Stored data:
/---

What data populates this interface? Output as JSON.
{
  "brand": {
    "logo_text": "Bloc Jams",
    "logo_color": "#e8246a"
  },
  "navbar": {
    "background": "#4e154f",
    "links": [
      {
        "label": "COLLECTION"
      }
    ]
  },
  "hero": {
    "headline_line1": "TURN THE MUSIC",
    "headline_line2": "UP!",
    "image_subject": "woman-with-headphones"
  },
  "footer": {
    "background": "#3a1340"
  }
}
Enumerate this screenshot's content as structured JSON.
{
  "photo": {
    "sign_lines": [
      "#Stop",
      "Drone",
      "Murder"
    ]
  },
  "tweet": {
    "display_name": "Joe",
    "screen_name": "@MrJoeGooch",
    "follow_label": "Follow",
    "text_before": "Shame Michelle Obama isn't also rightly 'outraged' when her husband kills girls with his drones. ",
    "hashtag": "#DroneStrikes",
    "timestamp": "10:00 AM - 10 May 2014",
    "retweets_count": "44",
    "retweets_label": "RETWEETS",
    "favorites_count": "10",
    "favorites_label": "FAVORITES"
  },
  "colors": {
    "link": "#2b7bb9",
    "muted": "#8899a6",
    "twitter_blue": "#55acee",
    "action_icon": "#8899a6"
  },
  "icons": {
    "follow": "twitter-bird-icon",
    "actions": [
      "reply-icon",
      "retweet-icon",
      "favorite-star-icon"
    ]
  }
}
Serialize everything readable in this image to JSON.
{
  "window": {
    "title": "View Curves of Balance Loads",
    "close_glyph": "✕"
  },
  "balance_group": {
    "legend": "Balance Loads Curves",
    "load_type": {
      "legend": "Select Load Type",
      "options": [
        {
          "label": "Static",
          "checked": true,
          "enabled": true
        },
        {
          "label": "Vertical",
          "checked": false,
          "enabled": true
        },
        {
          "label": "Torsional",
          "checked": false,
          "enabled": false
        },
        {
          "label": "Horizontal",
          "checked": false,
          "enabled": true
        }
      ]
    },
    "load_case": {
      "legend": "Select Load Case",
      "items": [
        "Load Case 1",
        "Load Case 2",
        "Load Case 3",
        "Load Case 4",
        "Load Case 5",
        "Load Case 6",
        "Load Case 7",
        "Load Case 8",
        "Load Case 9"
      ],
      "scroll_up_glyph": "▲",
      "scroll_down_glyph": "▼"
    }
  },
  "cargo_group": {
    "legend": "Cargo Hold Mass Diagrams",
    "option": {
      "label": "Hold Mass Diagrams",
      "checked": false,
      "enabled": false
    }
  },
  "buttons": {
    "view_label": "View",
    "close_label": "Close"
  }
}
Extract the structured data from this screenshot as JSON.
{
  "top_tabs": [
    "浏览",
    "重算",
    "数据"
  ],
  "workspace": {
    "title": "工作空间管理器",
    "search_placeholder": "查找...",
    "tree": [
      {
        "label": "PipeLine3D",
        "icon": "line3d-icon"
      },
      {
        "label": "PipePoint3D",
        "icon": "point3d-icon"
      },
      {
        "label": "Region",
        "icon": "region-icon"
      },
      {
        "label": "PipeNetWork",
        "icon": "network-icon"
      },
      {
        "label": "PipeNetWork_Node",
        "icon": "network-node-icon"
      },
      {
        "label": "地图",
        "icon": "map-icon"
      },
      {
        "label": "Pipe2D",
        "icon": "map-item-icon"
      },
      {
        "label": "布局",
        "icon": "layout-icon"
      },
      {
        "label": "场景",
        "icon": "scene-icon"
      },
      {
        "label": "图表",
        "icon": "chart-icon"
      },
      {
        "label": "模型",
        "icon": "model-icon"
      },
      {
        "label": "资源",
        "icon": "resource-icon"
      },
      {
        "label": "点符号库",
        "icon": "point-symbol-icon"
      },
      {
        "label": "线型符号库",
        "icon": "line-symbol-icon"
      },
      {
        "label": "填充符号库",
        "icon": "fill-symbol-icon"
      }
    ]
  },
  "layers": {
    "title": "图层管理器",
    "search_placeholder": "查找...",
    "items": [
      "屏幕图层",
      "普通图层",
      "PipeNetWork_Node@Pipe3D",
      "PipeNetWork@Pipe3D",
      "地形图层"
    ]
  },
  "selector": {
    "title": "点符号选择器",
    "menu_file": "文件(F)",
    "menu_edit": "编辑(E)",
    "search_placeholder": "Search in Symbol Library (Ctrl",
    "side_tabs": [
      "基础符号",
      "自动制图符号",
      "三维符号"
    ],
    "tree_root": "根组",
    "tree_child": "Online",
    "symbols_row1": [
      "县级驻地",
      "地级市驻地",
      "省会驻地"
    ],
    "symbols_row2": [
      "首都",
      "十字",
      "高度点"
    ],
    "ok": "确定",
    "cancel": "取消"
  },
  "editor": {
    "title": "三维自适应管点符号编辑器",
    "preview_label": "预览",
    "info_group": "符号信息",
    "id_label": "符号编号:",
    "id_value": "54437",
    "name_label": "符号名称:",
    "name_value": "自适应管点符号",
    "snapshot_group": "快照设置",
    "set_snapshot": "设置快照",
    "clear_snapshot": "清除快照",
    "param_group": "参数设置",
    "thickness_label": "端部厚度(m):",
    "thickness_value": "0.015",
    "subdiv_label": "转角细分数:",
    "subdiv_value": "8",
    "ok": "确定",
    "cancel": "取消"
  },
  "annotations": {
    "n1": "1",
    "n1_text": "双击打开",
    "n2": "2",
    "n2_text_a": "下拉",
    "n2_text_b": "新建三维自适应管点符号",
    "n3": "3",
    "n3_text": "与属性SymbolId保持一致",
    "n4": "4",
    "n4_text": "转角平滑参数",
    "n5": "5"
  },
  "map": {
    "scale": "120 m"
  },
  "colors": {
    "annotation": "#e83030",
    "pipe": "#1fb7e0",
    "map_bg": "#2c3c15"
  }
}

\---

## Work to do
Nothing should be left out: return all of the records exactly.

## Result of this task
What data populates this interface? Output as JSON.
{
  "brand": {
    "logo_text": "Bloc Jams",
    "logo_color": "#e8246a"
  },
  "navbar": {
    "background": "#4e154f",
    "links": [
      {
        "label": "COLLECTION"
      }
    ]
  },
  "hero": {
    "headline_line1": "TURN THE MUSIC",
    "headline_line2": "UP!",
    "image_subject": "woman-with-headphones"
  },
  "footer": {
    "background": "#3a1340"
  }
}
Enumerate this screenshot's content as structured JSON.
{
  "photo": {
    "sign_lines": [
      "#Stop",
      "Drone",
      "Murder"
    ]
  },
  "tweet": {
    "display_name": "Joe",
    "screen_name": "@MrJoeGooch",
    "follow_label": "Follow",
    "text_before": "Shame Michelle Obama isn't also rightly 'outraged' when her husband kills girls with his drones. ",
    "hashtag": "#DroneStrikes",
    "timestamp": "10:00 AM - 10 May 2014",
    "retweets_count": "44",
    "retweets_label": "RETWEETS",
    "favorites_count": "10",
    "favorites_label": "FAVORITES"
  },
  "colors": {
    "link": "#2b7bb9",
    "muted": "#8899a6",
    "twitter_blue": "#55acee",
    "action_icon": "#8899a6"
  },
  "icons": {
    "follow": "twitter-bird-icon",
    "actions": [
      "reply-icon",
      "retweet-icon",
      "favorite-star-icon"
    ]
  }
}
Serialize everything readable in this image to JSON.
{
  "window": {
    "title": "View Curves of Balance Loads",
    "close_glyph": "✕"
  },
  "balance_group": {
    "legend": "Balance Loads Curves",
    "load_type": {
      "legend": "Select Load Type",
      "options": [
        {
          "label": "Static",
          "checked": true,
          "enabled": true
        },
        {
          "label": "Vertical",
          "checked": false,
          "enabled": true
        },
        {
          "label": "Torsional",
          "checked": false,
          "enabled": false
        },
        {
          "label": "Horizontal",
          "checked": false,
          "enabled": true
        }
      ]
    },
    "load_case": {
      "legend": "Select Load Case",
      "items": [
        "Load Case 1",
        "Load Case 2",
        "Load Case 3",
        "Load Case 4",
        "Load Case 5",
        "Load Case 6",
        "Load Case 7",
        "Load Case 8",
        "Load Case 9"
      ],
      "scroll_up_glyph": "▲",
      "scroll_down_glyph": "▼"
    }
  },
  "cargo_group": {
    "legend": "Cargo Hold Mass Diagrams",
    "option": {
      "label": "Hold Mass Diagrams",
      "checked": false,
      "enabled": false
    }
  },
  "buttons": {
    "view_label": "View",
    "close_label": "Close"
  }
}
Extract the structured data from this screenshot as JSON.
{
  "top_tabs": [
    "浏览",
    "重算",
    "数据"
  ],
  "workspace": {
    "title": "工作空间管理器",
    "search_placeholder": "查找...",
    "tree": [
      {
        "label": "PipeLine3D",
        "icon": "line3d-icon"
      },
      {
        "label": "PipePoint3D",
        "icon": "point3d-icon"
      },
      {
        "label": "Region",
        "icon": "region-icon"
      },
      {
        "label": "PipeNetWork",
        "icon": "network-icon"
      },
      {
        "label": "PipeNetWork_Node",
        "icon": "network-node-icon"
      },
      {
        "label": "地图",
        "icon": "map-icon"
      },
      {
        "label": "Pipe2D",
        "icon": "map-item-icon"
      },
      {
        "label": "布局",
        "icon": "layout-icon"
      },
      {
        "label": "场景",
        "icon": "scene-icon"
      },
      {
        "label": "图表",
        "icon": "chart-icon"
      },
      {
        "label": "模型",
        "icon": "model-icon"
      },
      {
        "label": "资源",
        "icon": "resource-icon"
      },
      {
        "label": "点符号库",
        "icon": "point-symbol-icon"
      },
      {
        "label": "线型符号库",
        "icon": "line-symbol-icon"
      },
      {
        "label": "填充符号库",
        "icon": "fill-symbol-icon"
      }
    ]
  },
  "layers": {
    "title": "图层管理器",
    "search_placeholder": "查找...",
    "items": [
      "屏幕图层",
      "普通图层",
      "PipeNetWork_Node@Pipe3D",
      "PipeNetWork@Pipe3D",
      "地形图层"
    ]
  },
  "selector": {
    "title": "点符号选择器",
    "menu_file": "文件(F)",
    "menu_edit": "编辑(E)",
    "search_placeholder": "Search in Symbol Library (Ctrl",
    "side_tabs": [
      "基础符号",
      "自动制图符号",
      "三维符号"
    ],
    "tree_root": "根组",
    "tree_child": "Online",
    "symbols_row1": [
      "县级驻地",
      "地级市驻地",
      "省会驻地"
    ],
    "symbols_row2": [
      "首都",
      "十字",
      "高度点"
    ],
    "ok": "确定",
    "cancel": "取消"
  },
  "editor": {
    "title": "三维自适应管点符号编辑器",
    "preview_label": "预览",
    "info_group": "符号信息",
    "id_label": "符号编号:",
    "id_value": "54437",
    "name_label": "符号名称:",
    "name_value": "自适应管点符号",
    "snapshot_group": "快照设置",
    "set_snapshot": "设置快照",
    "clear_snapshot": "清除快照",
    "param_group": "参数设置",
    "thickness_label": "端部厚度(m):",
    "thickness_value": "0.015",
    "subdiv_label": "转角细分数:",
    "subdiv_value": "8",
    "ok": "确定",
    "cancel": "取消"
  },
  "annotations": {
    "n1": "1",
    "n1_text": "双击打开",
    "n2": "2",
    "n2_text_a": "下拉",
    "n2_text_b": "新建三维自适应管点符号",
    "n3": "3",
    "n3_text": "与属性SymbolId保持一致",
    "n4": "4",
    "n4_text": "转角平滑参数",
    "n5": "5"
  },
  "map": {
    "scale": "120 m"
  },
  "colors": {
    "annotation": "#e83030",
    "pipe": "#1fb7e0",
    "map_bg": "#2c3c15"
  }
}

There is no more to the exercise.